• What you will do:
Present the data from its first line through the line containing "hub: [715, 675, 792, 722]" as a numbered list, omitting any blank lines.

• Data records:
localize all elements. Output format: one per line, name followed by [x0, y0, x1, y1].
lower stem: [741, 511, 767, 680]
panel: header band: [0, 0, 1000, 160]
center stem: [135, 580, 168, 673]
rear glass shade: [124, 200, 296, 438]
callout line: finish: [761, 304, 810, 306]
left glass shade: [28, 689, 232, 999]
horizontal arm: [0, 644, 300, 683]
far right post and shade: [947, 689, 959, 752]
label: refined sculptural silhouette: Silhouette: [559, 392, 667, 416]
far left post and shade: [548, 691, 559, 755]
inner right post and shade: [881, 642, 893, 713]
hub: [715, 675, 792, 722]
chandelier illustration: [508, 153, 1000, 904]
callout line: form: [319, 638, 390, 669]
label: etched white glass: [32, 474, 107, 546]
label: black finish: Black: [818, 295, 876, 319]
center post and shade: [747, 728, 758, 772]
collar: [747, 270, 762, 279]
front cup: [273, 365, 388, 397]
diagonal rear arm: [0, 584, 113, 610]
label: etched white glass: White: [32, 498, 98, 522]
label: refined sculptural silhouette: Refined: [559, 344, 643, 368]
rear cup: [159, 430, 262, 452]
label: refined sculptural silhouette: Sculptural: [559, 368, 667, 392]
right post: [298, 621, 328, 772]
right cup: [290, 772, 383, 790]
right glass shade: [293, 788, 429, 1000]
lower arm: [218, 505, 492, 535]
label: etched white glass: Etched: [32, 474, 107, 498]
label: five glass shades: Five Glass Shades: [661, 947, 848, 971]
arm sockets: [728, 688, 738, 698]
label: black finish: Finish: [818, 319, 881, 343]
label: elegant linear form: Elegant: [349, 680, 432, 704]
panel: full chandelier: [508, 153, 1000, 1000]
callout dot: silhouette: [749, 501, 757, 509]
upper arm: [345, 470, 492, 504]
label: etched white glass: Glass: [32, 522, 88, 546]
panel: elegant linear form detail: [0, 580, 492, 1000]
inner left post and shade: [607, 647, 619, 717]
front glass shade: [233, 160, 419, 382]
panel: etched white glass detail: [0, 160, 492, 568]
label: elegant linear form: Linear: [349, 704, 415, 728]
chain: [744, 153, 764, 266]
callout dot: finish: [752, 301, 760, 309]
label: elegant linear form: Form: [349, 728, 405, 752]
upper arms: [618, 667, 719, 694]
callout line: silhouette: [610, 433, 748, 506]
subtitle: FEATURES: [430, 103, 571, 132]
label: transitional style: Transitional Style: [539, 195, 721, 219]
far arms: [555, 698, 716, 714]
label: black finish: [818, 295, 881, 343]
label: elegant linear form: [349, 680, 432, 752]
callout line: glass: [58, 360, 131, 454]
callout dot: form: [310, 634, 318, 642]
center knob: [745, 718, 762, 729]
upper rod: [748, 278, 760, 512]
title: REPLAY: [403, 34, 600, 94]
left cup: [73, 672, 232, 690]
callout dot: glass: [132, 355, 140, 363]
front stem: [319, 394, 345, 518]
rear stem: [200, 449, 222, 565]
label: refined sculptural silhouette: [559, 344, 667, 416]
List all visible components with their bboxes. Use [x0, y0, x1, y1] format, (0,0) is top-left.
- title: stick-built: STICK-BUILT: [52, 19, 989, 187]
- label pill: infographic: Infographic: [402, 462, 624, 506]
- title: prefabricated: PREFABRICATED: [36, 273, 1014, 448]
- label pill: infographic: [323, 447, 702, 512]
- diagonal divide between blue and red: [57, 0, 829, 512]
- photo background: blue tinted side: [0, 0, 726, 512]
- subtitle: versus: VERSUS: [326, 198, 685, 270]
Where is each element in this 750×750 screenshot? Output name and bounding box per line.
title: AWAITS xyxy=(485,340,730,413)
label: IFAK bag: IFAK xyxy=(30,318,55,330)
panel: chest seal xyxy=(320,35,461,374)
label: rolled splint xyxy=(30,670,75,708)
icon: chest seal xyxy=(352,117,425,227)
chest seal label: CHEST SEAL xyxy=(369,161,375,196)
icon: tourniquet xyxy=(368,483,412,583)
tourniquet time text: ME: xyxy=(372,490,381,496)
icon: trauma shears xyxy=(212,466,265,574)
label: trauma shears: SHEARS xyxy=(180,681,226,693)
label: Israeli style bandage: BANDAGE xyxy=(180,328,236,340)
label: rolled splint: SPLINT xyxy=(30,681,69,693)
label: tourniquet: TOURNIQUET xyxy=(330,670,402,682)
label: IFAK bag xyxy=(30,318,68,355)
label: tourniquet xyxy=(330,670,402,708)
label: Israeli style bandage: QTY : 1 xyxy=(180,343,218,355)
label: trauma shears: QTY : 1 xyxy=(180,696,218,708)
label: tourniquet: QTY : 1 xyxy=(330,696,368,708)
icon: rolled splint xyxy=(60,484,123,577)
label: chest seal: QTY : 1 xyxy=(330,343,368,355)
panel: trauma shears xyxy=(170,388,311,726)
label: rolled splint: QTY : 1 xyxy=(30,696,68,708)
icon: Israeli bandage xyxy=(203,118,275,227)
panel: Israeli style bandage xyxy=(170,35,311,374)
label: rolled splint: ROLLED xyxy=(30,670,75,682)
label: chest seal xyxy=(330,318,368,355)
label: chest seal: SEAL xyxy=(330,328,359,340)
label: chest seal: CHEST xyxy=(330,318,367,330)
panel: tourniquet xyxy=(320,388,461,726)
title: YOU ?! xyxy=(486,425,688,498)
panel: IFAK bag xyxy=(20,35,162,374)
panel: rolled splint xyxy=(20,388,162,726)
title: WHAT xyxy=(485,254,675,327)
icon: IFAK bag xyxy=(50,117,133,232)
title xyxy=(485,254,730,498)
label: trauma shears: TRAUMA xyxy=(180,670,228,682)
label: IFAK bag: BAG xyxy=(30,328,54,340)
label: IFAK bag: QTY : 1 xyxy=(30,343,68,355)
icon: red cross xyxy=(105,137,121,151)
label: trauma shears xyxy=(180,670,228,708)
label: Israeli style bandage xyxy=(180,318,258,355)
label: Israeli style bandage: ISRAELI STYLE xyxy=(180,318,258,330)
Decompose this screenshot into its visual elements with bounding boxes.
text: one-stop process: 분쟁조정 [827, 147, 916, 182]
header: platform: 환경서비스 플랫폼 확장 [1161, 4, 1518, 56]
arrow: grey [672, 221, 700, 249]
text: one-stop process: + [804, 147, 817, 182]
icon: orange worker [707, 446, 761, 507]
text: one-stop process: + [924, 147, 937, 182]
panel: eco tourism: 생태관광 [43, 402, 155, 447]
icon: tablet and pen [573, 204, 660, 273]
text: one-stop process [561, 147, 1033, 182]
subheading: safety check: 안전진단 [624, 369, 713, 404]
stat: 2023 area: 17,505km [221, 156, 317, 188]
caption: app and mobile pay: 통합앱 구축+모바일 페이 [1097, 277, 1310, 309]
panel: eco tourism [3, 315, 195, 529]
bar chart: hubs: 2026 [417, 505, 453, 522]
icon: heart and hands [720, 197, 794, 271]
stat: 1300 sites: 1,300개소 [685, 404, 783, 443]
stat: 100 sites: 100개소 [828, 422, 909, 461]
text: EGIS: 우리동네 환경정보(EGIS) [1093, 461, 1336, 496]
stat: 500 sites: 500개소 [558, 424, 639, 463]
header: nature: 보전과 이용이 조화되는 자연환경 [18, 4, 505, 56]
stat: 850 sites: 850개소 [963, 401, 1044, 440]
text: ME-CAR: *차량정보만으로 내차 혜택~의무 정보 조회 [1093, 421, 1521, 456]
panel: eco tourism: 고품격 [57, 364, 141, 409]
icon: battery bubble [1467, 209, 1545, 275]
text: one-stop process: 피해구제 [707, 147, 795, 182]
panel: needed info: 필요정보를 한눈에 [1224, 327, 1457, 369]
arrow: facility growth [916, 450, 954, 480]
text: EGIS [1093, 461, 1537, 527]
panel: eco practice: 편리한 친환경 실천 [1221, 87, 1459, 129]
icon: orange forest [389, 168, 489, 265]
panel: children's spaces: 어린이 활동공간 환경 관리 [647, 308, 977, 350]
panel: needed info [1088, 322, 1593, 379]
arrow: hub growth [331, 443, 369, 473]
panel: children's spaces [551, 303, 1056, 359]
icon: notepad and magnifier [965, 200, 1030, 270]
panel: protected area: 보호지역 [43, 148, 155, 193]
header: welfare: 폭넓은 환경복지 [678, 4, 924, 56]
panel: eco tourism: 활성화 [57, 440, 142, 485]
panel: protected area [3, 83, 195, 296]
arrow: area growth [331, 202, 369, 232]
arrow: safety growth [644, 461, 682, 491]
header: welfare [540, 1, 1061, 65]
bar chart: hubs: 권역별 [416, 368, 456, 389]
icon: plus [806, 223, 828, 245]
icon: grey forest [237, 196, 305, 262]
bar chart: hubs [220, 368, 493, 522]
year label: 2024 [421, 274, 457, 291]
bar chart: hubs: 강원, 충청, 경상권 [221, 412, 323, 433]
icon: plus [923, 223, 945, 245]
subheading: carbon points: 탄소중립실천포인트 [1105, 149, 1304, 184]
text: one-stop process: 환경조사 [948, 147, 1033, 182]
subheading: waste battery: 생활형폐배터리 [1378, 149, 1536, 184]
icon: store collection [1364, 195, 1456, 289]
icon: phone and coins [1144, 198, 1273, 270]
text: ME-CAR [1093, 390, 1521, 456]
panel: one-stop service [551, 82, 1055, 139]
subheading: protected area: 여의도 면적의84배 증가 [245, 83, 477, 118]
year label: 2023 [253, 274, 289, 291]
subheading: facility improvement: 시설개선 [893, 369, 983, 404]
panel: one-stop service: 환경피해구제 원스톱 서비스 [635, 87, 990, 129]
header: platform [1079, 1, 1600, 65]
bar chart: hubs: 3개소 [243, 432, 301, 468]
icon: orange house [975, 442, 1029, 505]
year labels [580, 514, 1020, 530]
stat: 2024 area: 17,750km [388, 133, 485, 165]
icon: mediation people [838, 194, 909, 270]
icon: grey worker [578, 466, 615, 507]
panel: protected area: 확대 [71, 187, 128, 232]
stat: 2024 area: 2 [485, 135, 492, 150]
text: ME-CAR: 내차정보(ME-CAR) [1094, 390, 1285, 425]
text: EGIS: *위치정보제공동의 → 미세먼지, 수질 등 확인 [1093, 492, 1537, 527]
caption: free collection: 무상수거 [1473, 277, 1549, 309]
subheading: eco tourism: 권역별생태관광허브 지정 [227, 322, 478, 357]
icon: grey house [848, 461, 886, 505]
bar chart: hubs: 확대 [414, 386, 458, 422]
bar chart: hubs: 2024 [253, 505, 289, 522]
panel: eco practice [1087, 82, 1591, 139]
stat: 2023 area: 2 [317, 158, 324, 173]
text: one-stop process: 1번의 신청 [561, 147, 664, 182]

• Solution for this problem:
1. localize all elements. Output format: one per line, name followed by [x0, y0, x1, y1].
2. lower stem: [741, 511, 767, 680]
3. panel: header band: [0, 0, 1000, 160]
4. center stem: [135, 580, 168, 673]
5. rear glass shade: [124, 200, 296, 438]
6. callout line: finish: [761, 304, 810, 306]
7. left glass shade: [28, 689, 232, 999]
8. horizontal arm: [0, 644, 300, 683]
9. far right post and shade: [947, 689, 959, 752]
10. label: refined sculptural silhouette: Silhouette: [559, 392, 667, 416]
11. far left post and shade: [548, 691, 559, 755]
12. inner right post and shade: [881, 642, 893, 713]
13. hub: [715, 675, 792, 722]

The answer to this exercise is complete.